> _EXERCISE OBJECTIVE_: Every record that follows should be printed verbatim.
####################
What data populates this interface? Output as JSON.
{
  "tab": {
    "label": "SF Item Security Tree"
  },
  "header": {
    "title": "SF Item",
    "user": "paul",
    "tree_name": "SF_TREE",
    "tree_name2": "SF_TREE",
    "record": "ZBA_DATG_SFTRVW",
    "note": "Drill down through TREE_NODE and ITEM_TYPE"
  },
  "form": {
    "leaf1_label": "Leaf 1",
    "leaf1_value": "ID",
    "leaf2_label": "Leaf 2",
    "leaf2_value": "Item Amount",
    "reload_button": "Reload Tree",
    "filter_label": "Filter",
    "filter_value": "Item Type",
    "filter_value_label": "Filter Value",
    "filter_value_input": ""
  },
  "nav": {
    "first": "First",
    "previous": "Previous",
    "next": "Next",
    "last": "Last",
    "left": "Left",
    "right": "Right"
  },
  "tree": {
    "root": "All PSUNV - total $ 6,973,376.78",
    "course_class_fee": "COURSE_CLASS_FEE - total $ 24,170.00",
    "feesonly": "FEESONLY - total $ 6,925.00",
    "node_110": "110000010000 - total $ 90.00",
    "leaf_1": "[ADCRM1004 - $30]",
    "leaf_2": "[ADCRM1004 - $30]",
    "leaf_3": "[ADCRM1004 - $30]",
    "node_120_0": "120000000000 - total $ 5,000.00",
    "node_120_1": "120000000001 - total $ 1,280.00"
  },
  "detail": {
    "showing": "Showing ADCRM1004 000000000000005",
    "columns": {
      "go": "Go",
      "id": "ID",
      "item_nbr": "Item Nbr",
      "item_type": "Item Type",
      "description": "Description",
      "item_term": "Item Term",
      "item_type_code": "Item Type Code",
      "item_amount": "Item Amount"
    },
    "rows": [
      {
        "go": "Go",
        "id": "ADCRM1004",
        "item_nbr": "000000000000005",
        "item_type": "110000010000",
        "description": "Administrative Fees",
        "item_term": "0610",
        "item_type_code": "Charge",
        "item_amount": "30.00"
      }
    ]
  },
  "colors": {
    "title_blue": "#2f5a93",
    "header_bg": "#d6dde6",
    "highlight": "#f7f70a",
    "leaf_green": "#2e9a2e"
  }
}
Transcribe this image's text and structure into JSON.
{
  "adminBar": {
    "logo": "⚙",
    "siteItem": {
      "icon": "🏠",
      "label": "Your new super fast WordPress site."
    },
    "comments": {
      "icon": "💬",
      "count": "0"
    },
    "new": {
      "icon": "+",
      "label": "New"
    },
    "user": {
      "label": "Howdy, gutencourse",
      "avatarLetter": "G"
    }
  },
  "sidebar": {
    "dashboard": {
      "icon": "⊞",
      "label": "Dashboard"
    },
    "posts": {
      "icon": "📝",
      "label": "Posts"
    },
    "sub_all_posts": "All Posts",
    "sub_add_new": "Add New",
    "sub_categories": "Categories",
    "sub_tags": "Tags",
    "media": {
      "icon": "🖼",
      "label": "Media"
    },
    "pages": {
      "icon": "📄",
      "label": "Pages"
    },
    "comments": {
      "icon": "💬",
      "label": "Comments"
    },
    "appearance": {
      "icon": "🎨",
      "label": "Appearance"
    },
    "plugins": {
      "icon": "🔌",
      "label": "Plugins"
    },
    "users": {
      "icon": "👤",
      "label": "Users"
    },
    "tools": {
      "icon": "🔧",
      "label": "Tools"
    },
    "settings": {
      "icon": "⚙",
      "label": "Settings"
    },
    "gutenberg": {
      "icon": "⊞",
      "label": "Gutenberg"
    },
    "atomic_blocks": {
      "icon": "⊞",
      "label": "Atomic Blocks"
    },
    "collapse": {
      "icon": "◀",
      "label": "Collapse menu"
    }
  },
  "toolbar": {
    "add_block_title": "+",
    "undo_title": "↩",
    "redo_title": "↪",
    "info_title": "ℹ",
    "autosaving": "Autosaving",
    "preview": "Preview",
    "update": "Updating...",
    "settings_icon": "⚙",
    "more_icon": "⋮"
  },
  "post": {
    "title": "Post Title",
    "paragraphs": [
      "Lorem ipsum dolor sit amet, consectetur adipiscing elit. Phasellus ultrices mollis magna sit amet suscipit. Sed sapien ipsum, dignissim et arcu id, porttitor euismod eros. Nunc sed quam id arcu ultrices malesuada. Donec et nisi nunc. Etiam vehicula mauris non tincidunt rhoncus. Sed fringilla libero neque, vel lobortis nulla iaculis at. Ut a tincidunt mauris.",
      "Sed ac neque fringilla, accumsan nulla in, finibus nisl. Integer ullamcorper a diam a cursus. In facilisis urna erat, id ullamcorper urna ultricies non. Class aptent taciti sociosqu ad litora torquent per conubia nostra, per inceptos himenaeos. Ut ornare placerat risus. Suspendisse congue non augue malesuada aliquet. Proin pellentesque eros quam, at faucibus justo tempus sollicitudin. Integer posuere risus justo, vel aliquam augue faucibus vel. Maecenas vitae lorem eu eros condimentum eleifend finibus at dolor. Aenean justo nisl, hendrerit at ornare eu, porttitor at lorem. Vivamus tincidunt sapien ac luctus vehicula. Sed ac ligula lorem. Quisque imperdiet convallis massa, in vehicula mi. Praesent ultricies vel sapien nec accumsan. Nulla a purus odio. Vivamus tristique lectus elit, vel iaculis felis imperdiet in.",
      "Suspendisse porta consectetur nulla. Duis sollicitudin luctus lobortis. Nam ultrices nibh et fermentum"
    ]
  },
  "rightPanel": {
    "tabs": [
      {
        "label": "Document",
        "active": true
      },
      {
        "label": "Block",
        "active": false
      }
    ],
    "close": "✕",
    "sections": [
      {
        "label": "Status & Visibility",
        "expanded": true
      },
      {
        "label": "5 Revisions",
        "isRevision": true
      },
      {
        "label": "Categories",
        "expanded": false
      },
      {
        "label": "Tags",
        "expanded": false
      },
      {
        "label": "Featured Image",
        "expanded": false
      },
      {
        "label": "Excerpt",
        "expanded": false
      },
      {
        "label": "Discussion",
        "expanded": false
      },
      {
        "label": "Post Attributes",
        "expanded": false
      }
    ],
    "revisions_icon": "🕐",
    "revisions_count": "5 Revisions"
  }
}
####################
> _TASK ANSWER_:
What data populates this interface? Output as JSON.
{
  "tab": {
    "label": "SF Item Security Tree"
  },
  "header": {
    "title": "SF Item",
    "user": "paul",
    "tree_name": "SF_TREE",
    "tree_name2": "SF_TREE",
    "record": "ZBA_DATG_SFTRVW",
    "note": "Drill down through TREE_NODE and ITEM_TYPE"
  },
  "form": {
    "leaf1_label": "Leaf 1",
    "leaf1_value": "ID",
    "leaf2_label": "Leaf 2",
    "leaf2_value": "Item Amount",
    "reload_button": "Reload Tree",
    "filter_label": "Filter",
    "filter_value": "Item Type",
    "filter_value_label": "Filter Value",
    "filter_value_input": ""
  },
  "nav": {
    "first": "First",
    "previous": "Previous",
    "next": "Next",
    "last": "Last",
    "left": "Left",
    "right": "Right"
  },
  "tree": {
    "root": "All PSUNV - total $ 6,973,376.78",
    "course_class_fee": "COURSE_CLASS_FEE - total $ 24,170.00",
    "feesonly": "FEESONLY - total $ 6,925.00",
    "node_110": "110000010000 - total $ 90.00",
    "leaf_1": "[ADCRM1004 - $30]",
    "leaf_2": "[ADCRM1004 - $30]",
    "leaf_3": "[ADCRM1004 - $30]",
    "node_120_0": "120000000000 - total $ 5,000.00",
    "node_120_1": "120000000001 - total $ 1,280.00"
  },
  "detail": {
    "showing": "Showing ADCRM1004 000000000000005",
    "columns": {
      "go": "Go",
      "id": "ID",
      "item_nbr": "Item Nbr",
      "item_type": "Item Type",
      "description": "Description",
      "item_term": "Item Term",
      "item_type_code": "Item Type Code",
      "item_amount": "Item Amount"
    },
    "rows": [
      {
        "go": "Go",
        "id": "ADCRM1004",
        "item_nbr": "000000000000005",
        "item_type": "110000010000",
        "description": "Administrative Fees",
        "item_term": "0610",
        "item_type_code": "Charge",
        "item_amount": "30.00"
      }
    ]
  },
  "colors": {
    "title_blue": "#2f5a93",
    "header_bg": "#d6dde6",
    "highlight": "#f7f70a",
    "leaf_green": "#2e9a2e"
  }
}
Transcribe this image's text and structure into JSON.
{
  "adminBar": {
    "logo": "⚙",
    "siteItem": {
      "icon": "🏠",
      "label": "Your new super fast WordPress site."
    },
    "comments": {
      "icon": "💬",
      "count": "0"
    },
    "new": {
      "icon": "+",
      "label": "New"
    },
    "user": {
      "label": "Howdy, gutencourse",
      "avatarLetter": "G"
    }
  },
  "sidebar": {
    "dashboard": {
      "icon": "⊞",
      "label": "Dashboard"
    },
    "posts": {
      "icon": "📝",
      "label": "Posts"
    },
    "sub_all_posts": "All Posts",
    "sub_add_new": "Add New",
    "sub_categories": "Categories",
    "sub_tags": "Tags",
    "media": {
      "icon": "🖼",
      "label": "Media"
    },
    "pages": {
      "icon": "📄",
      "label": "Pages"
    },
    "comments": {
      "icon": "💬",
      "label": "Comments"
    },
    "appearance": {
      "icon": "🎨",
      "label": "Appearance"
    },
    "plugins": {
      "icon": "🔌",
      "label": "Plugins"
    },
    "users": {
      "icon": "👤",
      "label": "Users"
    },
    "tools": {
      "icon": "🔧",
      "label": "Tools"
    },
    "settings": {
      "icon": "⚙",
      "label": "Settings"
    },
    "gutenberg": {
      "icon": "⊞",
      "label": "Gutenberg"
    },
    "atomic_blocks": {
      "icon": "⊞",
      "label": "Atomic Blocks"
    },
    "collapse": {
      "icon": "◀",
      "label": "Collapse menu"
    }
  },
  "toolbar": {
    "add_block_title": "+",
    "undo_title": "↩",
    "redo_title": "↪",
    "info_title": "ℹ",
    "autosaving": "Autosaving",
    "preview": "Preview",
    "update": "Updating...",
    "settings_icon": "⚙",
    "more_icon": "⋮"
  },
  "post": {
    "title": "Post Title",
    "paragraphs": [
      "Lorem ipsum dolor sit amet, consectetur adipiscing elit. Phasellus ultrices mollis magna sit amet suscipit. Sed sapien ipsum, dignissim et arcu id, porttitor euismod eros. Nunc sed quam id arcu ultrices malesuada. Donec et nisi nunc. Etiam vehicula mauris non tincidunt rhoncus. Sed fringilla libero neque, vel lobortis nulla iaculis at. Ut a tincidunt mauris.",
      "Sed ac neque fringilla, accumsan nulla in, finibus nisl. Integer ullamcorper a diam a cursus. In facilisis urna erat, id ullamcorper urna ultricies non. Class aptent taciti sociosqu ad litora torquent per conubia nostra, per inceptos himenaeos. Ut ornare placerat risus. Suspendisse congue non augue malesuada aliquet. Proin pellentesque eros quam, at faucibus justo tempus sollicitudin. Integer posuere risus justo, vel aliquam augue faucibus vel. Maecenas vitae lorem eu eros condimentum eleifend finibus at dolor. Aenean justo nisl, hendrerit at ornare eu, porttitor at lorem. Vivamus tincidunt sapien ac luctus vehicula. Sed ac ligula lorem. Quisque imperdiet convallis massa, in vehicula mi. Praesent ultricies vel sapien nec accumsan. Nulla a purus odio. Vivamus tristique lectus elit, vel iaculis felis imperdiet in.",
      "Suspendisse porta consectetur nulla. Duis sollicitudin luctus lobortis. Nam ultrices nibh et fermentum"
    ]
  },
  "rightPanel": {
    "tabs": [
      {
        "label": "Document",
        "active": true
      },
      {
        "label": "Block",
        "active": false
      }
    ],
    "close": "✕",
    "sections": [
      {
        "label": "Status & Visibility",
        "expanded": true
      },
      {
        "label": "5 Revisions",
        "isRevision": true
      },
      {
        "label": "Categories",
        "expanded": false
      },
      {
        "label": "Tags",
        "expanded": false
      },
      {
        "label": "Featured Image",
        "expanded": false
      },
      {
        "label": "Excerpt",
        "expanded": false
      },
      {
        "label": "Discussion",
        "expanded": false
      },
      {
        "label": "Post Attributes",
        "expanded": false
      }
    ],
    "revisions_icon": "🕐",
    "revisions_count": "5 Revisions"
  }
}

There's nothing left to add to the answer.